DIRECTIONS FOR THIS TASK - In full and without alteration, give the listing again.

INFORMATION SHOWN -
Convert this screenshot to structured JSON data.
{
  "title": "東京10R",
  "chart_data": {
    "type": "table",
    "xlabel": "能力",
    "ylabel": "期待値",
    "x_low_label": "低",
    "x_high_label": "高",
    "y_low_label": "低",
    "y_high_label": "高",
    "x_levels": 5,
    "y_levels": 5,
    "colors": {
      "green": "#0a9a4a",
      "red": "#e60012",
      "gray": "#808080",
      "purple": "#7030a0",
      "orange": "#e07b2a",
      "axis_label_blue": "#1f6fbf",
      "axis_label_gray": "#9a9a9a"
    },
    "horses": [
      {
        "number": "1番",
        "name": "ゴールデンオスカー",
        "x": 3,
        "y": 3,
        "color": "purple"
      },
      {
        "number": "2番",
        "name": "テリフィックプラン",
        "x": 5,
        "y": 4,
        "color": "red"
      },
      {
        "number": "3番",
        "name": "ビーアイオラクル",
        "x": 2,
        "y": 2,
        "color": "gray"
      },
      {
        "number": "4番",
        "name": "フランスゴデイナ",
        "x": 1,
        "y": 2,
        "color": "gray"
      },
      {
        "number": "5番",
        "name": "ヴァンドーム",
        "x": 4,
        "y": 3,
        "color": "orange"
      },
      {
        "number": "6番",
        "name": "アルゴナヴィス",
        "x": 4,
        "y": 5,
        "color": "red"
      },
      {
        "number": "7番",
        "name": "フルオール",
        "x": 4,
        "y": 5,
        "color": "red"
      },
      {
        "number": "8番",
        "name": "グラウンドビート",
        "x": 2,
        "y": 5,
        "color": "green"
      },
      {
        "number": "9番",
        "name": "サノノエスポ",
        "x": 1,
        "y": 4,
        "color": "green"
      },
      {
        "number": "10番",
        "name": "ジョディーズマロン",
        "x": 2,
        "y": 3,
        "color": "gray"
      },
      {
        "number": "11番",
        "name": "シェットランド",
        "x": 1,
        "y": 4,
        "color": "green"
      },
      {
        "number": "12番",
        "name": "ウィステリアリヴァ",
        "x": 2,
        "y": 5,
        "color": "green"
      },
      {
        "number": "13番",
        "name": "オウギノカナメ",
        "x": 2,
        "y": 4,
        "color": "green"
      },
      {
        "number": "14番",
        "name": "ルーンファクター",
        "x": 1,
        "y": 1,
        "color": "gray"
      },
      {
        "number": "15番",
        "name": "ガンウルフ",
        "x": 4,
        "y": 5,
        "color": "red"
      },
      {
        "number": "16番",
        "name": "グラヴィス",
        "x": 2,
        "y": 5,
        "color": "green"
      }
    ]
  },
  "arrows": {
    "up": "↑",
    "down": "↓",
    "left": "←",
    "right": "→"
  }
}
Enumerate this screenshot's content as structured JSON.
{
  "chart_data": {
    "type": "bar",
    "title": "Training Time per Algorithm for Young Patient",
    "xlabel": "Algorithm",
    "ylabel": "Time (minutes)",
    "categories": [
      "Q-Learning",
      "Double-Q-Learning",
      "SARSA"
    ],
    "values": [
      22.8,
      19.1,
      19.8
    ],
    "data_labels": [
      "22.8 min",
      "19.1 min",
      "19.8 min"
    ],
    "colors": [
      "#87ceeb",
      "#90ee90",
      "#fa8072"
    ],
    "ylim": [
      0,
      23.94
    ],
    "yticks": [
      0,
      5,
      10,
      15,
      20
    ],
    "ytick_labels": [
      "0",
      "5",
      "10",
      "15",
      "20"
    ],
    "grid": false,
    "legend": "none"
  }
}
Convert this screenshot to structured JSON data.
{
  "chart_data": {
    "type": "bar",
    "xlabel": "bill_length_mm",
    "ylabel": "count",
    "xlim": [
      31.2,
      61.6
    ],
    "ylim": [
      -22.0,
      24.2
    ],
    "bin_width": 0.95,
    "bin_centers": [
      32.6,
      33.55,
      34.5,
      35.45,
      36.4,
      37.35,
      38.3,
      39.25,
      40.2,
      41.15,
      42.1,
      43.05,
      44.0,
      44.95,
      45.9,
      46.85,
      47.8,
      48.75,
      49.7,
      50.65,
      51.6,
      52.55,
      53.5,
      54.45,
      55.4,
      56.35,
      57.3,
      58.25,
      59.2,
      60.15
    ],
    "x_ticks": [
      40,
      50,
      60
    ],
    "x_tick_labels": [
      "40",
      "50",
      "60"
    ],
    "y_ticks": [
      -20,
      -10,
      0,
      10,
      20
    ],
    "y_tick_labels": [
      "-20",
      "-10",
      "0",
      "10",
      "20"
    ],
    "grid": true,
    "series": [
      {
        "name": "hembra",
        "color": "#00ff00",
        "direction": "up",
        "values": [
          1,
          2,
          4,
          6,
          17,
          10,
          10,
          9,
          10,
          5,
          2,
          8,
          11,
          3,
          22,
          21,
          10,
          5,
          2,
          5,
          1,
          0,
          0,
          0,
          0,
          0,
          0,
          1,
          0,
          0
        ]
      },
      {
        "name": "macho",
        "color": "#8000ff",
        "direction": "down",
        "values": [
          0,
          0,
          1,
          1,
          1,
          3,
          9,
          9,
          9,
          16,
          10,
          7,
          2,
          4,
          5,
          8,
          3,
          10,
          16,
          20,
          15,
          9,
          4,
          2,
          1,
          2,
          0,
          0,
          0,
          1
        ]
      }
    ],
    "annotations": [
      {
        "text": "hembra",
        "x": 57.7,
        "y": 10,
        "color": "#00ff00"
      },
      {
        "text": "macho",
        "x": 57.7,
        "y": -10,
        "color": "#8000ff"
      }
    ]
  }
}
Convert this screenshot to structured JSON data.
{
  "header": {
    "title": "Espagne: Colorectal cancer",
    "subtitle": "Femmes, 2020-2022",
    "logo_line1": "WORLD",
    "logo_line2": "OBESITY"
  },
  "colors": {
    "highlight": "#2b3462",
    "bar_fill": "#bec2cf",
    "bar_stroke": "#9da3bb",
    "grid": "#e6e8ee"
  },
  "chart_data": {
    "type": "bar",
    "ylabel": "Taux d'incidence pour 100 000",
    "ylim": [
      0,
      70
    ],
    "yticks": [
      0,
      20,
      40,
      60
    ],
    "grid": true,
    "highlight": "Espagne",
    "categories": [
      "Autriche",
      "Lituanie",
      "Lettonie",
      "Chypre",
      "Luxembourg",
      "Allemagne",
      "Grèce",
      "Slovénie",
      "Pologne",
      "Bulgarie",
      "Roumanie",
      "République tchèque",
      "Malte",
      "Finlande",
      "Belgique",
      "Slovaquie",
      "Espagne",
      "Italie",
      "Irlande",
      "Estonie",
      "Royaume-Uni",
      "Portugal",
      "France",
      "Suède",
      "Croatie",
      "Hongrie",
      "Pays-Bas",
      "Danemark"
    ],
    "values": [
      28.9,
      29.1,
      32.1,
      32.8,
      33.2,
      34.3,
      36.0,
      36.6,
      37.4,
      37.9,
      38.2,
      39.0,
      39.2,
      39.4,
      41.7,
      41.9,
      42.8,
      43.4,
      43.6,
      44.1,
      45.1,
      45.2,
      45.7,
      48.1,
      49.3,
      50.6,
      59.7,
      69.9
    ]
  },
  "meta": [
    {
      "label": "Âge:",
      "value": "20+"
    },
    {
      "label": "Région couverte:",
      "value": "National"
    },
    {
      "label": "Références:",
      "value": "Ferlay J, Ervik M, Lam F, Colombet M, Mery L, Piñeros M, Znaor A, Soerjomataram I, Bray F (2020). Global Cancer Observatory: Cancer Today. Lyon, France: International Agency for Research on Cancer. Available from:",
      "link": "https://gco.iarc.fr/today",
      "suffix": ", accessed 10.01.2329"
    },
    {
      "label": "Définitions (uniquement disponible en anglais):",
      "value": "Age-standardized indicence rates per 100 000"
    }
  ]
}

ANSWER BELOW -
Convert this screenshot to structured JSON data.
{
  "title": "東京10R",
  "chart_data": {
    "type": "table",
    "xlabel": "能力",
    "ylabel": "期待値",
    "x_low_label": "低",
    "x_high_label": "高",
    "y_low_label": "低",
    "y_high_label": "高",
    "x_levels": 5,
    "y_levels": 5,
    "colors": {
      "green": "#0a9a4a",
      "red": "#e60012",
      "gray": "#808080",
      "purple": "#7030a0",
      "orange": "#e07b2a",
      "axis_label_blue": "#1f6fbf",
      "axis_label_gray": "#9a9a9a"
    },
    "horses": [
      {
        "number": "1番",
        "name": "ゴールデンオスカー",
        "x": 3,
        "y": 3,
        "color": "purple"
      },
      {
        "number": "2番",
        "name": "テリフィックプラン",
        "x": 5,
        "y": 4,
        "color": "red"
      },
      {
        "number": "3番",
        "name": "ビーアイオラクル",
        "x": 2,
        "y": 2,
        "color": "gray"
      },
      {
        "number": "4番",
        "name": "フランスゴデイナ",
        "x": 1,
        "y": 2,
        "color": "gray"
      },
      {
        "number": "5番",
        "name": "ヴァンドーム",
        "x": 4,
        "y": 3,
        "color": "orange"
      },
      {
        "number": "6番",
        "name": "アルゴナヴィス",
        "x": 4,
        "y": 5,
        "color": "red"
      },
      {
        "number": "7番",
        "name": "フルオール",
        "x": 4,
        "y": 5,
        "color": "red"
      },
      {
        "number": "8番",
        "name": "グラウンドビート",
        "x": 2,
        "y": 5,
        "color": "green"
      },
      {
        "number": "9番",
        "name": "サノノエスポ",
        "x": 1,
        "y": 4,
        "color": "green"
      },
      {
        "number": "10番",
        "name": "ジョディーズマロン",
        "x": 2,
        "y": 3,
        "color": "gray"
      },
      {
        "number": "11番",
        "name": "シェットランド",
        "x": 1,
        "y": 4,
        "color": "green"
      },
      {
        "number": "12番",
        "name": "ウィステリアリヴァ",
        "x": 2,
        "y": 5,
        "color": "green"
      },
      {
        "number": "13番",
        "name": "オウギノカナメ",
        "x": 2,
        "y": 4,
        "color": "green"
      },
      {
        "number": "14番",
        "name": "ルーンファクター",
        "x": 1,
        "y": 1,
        "color": "gray"
      },
      {
        "number": "15番",
        "name": "ガンウルフ",
        "x": 4,
        "y": 5,
        "color": "red"
      },
      {
        "number": "16番",
        "name": "グラヴィス",
        "x": 2,
        "y": 5,
        "color": "green"
      }
    ]
  },
  "arrows": {
    "up": "↑",
    "down": "↓",
    "left": "←",
    "right": "→"
  }
}
Enumerate this screenshot's content as structured JSON.
{
  "chart_data": {
    "type": "bar",
    "title": "Training Time per Algorithm for Young Patient",
    "xlabel": "Algorithm",
    "ylabel": "Time (minutes)",
    "categories": [
      "Q-Learning",
      "Double-Q-Learning",
      "SARSA"
    ],
    "values": [
      22.8,
      19.1,
      19.8
    ],
    "data_labels": [
      "22.8 min",
      "19.1 min",
      "19.8 min"
    ],
    "colors": [
      "#87ceeb",
      "#90ee90",
      "#fa8072"
    ],
    "ylim": [
      0,
      23.94
    ],
    "yticks": [
      0,
      5,
      10,
      15,
      20
    ],
    "ytick_labels": [
      "0",
      "5",
      "10",
      "15",
      "20"
    ],
    "grid": false,
    "legend": "none"
  }
}
Convert this screenshot to structured JSON data.
{
  "chart_data": {
    "type": "bar",
    "xlabel": "bill_length_mm",
    "ylabel": "count",
    "xlim": [
      31.2,
      61.6
    ],
    "ylim": [
      -22.0,
      24.2
    ],
    "bin_width": 0.95,
    "bin_centers": [
      32.6,
      33.55,
      34.5,
      35.45,
      36.4,
      37.35,
      38.3,
      39.25,
      40.2,
      41.15,
      42.1,
      43.05,
      44.0,
      44.95,
      45.9,
      46.85,
      47.8,
      48.75,
      49.7,
      50.65,
      51.6,
      52.55,
      53.5,
      54.45,
      55.4,
      56.35,
      57.3,
      58.25,
      59.2,
      60.15
    ],
    "x_ticks": [
      40,
      50,
      60
    ],
    "x_tick_labels": [
      "40",
      "50",
      "60"
    ],
    "y_ticks": [
      -20,
      -10,
      0,
      10,
      20
    ],
    "y_tick_labels": [
      "-20",
      "-10",
      "0",
      "10",
      "20"
    ],
    "grid": true,
    "series": [
      {
        "name": "hembra",
        "color": "#00ff00",
        "direction": "up",
        "values": [
          1,
          2,
          4,
          6,
          17,
          10,
          10,
          9,
          10,
          5,
          2,
          8,
          11,
          3,
          22,
          21,
          10,
          5,
          2,
          5,
          1,
          0,
          0,
          0,
          0,
          0,
          0,
          1,
          0,
          0
        ]
      },
      {
        "name": "macho",
        "color": "#8000ff",
        "direction": "down",
        "values": [
          0,
          0,
          1,
          1,
          1,
          3,
          9,
          9,
          9,
          16,
          10,
          7,
          2,
          4,
          5,
          8,
          3,
          10,
          16,
          20,
          15,
          9,
          4,
          2,
          1,
          2,
          0,
          0,
          0,
          1
        ]
      }
    ],
    "annotations": [
      {
        "text": "hembra",
        "x": 57.7,
        "y": 10,
        "color": "#00ff00"
      },
      {
        "text": "macho",
        "x": 57.7,
        "y": -10,
        "color": "#8000ff"
      }
    ]
  }
}
Convert this screenshot to structured JSON data.
{
  "header": {
    "title": "Espagne: Colorectal cancer",
    "subtitle": "Femmes, 2020-2022",
    "logo_line1": "WORLD",
    "logo_line2": "OBESITY"
  },
  "colors": {
    "highlight": "#2b3462",
    "bar_fill": "#bec2cf",
    "bar_stroke": "#9da3bb",
    "grid": "#e6e8ee"
  },
  "chart_data": {
    "type": "bar",
    "ylabel": "Taux d'incidence pour 100 000",
    "ylim": [
      0,
      70
    ],
    "yticks": [
      0,
      20,
      40,
      60
    ],
    "grid": true,
    "highlight": "Espagne",
    "categories": [
      "Autriche",
      "Lituanie",
      "Lettonie",
      "Chypre",
      "Luxembourg",
      "Allemagne",
      "Grèce",
      "Slovénie",
      "Pologne",
      "Bulgarie",
      "Roumanie",
      "République tchèque",
      "Malte",
      "Finlande",
      "Belgique",
      "Slovaquie",
      "Espagne",
      "Italie",
      "Irlande",
      "Estonie",
      "Royaume-Uni",
      "Portugal",
      "France",
      "Suède",
      "Croatie",
      "Hongrie",
      "Pays-Bas",
      "Danemark"
    ],
    "values": [
      28.9,
      29.1,
      32.1,
      32.8,
      33.2,
      34.3,
      36.0,
      36.6,
      37.4,
      37.9,
      38.2,
      39.0,
      39.2,
      39.4,
      41.7,
      41.9,
      42.8,
      43.4,
      43.6,
      44.1,
      45.1,
      45.2,
      45.7,
      48.1,
      49.3,
      50.6,
      59.7,
      69.9
    ]
  },
  "meta": [
    {
      "label": "Âge:",
      "value": "20+"
    },
    {
      "label": "Région couverte:",
      "value": "National"
    },
    {
      "label": "Références:",
      "value": "Ferlay J, Ervik M, Lam F, Colombet M, Mery L, Piñeros M, Znaor A, Soerjomataram I, Bray F (2020). Global Cancer Observatory: Cancer Today. Lyon, France: International Agency for Research on Cancer. Available from:",
      "link": "https://gco.iarc.fr/today",
      "suffix": ", accessed 10.01.2329"
    },
    {
      "label": "Définitions (uniquement disponible en anglais):",
      "value": "Age-standardized indicence rates per 100 000"
    }
  ]
}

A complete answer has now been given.